(Beginning of Records)

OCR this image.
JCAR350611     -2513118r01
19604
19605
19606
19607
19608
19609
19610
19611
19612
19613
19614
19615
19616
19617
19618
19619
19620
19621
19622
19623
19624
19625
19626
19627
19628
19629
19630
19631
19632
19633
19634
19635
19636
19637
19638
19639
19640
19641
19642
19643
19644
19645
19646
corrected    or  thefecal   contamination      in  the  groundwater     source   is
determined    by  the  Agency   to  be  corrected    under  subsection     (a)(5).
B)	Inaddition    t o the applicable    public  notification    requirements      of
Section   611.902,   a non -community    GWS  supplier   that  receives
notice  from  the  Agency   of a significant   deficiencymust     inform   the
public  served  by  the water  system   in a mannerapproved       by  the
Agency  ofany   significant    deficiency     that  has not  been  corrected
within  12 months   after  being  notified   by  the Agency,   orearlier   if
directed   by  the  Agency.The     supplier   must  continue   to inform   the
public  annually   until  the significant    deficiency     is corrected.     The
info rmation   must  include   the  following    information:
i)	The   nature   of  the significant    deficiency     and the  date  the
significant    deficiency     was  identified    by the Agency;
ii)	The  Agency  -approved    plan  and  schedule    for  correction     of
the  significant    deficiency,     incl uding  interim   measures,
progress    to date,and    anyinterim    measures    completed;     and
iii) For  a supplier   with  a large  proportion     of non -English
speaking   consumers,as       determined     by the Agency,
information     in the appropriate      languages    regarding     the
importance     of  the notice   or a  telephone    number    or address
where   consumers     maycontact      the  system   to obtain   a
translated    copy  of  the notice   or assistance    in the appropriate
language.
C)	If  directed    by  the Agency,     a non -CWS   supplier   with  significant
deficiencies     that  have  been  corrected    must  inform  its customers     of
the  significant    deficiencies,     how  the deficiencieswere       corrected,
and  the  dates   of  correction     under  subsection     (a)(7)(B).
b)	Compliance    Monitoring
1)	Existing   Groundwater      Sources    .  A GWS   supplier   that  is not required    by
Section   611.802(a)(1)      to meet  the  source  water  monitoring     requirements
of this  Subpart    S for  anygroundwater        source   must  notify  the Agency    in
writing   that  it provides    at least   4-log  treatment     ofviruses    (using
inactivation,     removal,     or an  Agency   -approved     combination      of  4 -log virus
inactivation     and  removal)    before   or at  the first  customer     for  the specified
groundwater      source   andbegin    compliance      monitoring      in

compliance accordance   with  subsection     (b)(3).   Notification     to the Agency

(End of Records)
(Beginning of Records)

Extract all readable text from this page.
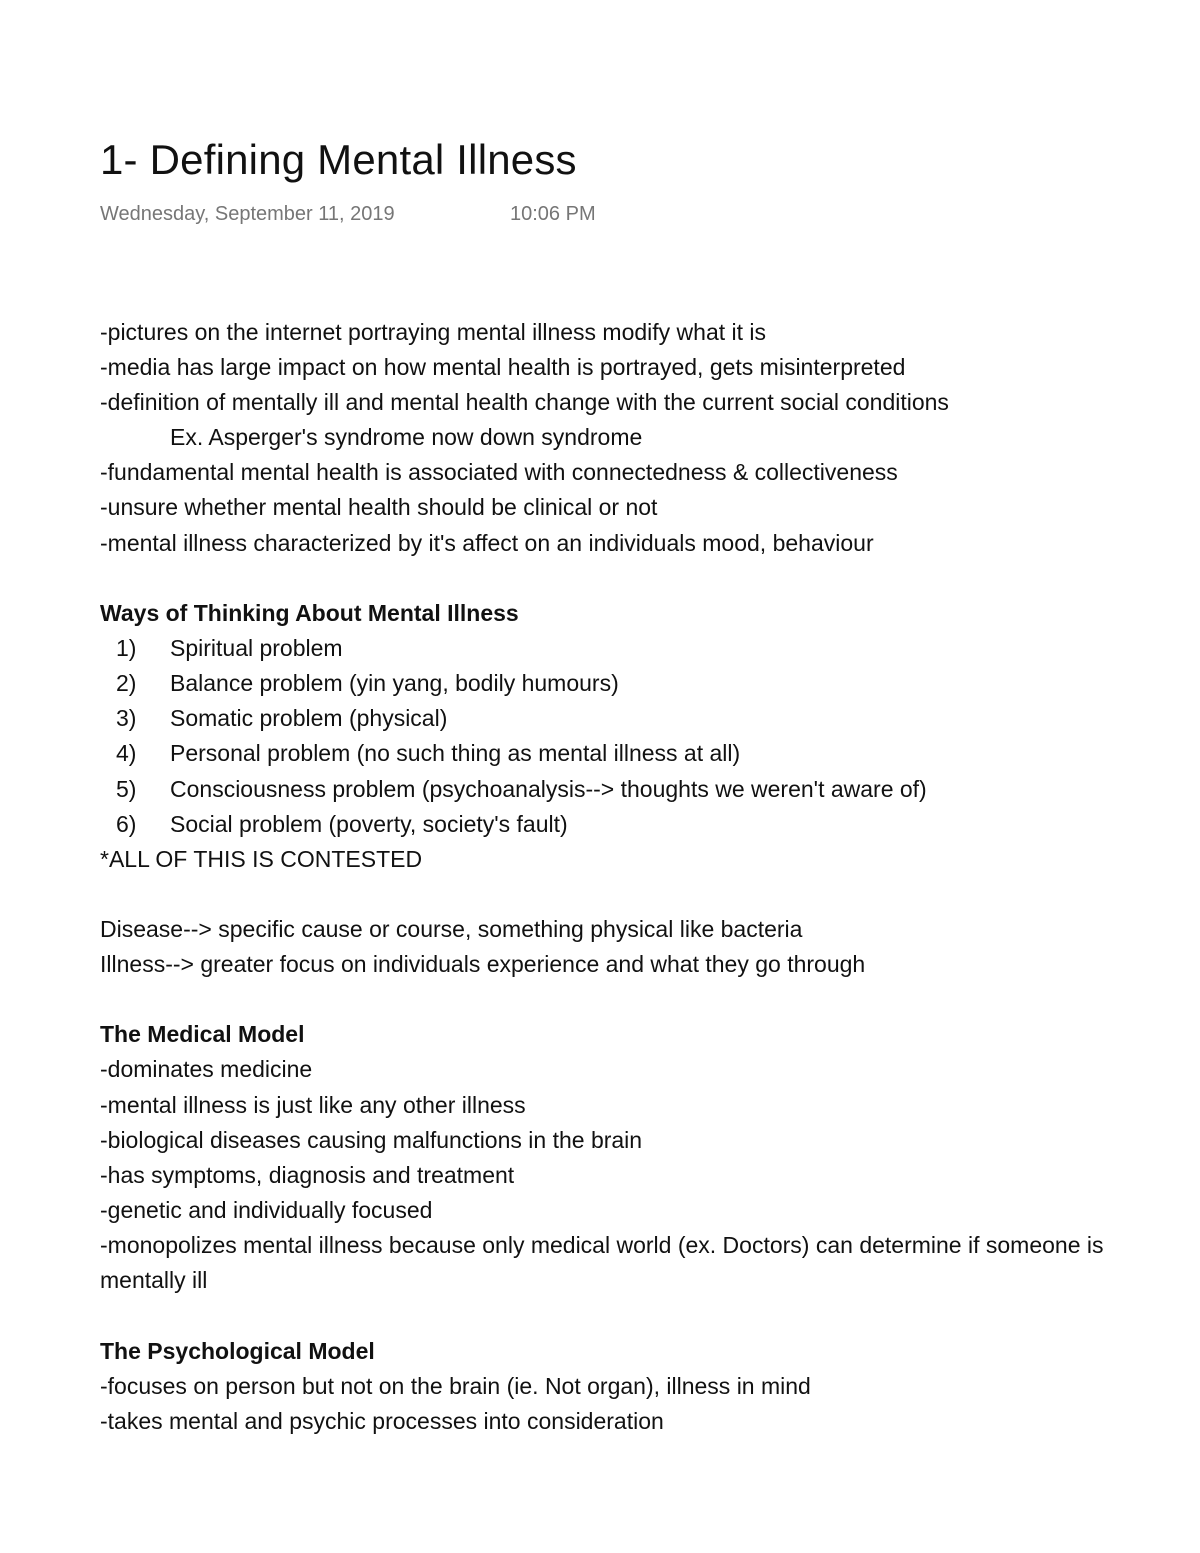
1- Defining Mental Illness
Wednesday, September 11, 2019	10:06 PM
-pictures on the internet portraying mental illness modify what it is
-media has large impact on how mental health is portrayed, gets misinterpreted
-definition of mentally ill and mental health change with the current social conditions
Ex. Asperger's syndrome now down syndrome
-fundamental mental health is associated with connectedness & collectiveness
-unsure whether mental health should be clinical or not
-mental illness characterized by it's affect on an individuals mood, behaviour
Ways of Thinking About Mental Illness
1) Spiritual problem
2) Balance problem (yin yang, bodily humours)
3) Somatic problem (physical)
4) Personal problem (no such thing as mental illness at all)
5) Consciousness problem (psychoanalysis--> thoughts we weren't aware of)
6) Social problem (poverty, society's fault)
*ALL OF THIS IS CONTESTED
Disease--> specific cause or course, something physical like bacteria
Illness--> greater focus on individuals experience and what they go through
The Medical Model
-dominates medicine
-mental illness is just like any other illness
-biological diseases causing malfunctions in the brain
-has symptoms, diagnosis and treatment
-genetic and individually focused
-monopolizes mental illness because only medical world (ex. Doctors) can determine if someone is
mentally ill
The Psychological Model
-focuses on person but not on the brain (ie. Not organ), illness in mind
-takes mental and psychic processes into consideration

(End of Records)

Your goal >> Please find how many lines in the records hold "been", then give that number with nothing else.

The completed task >> 2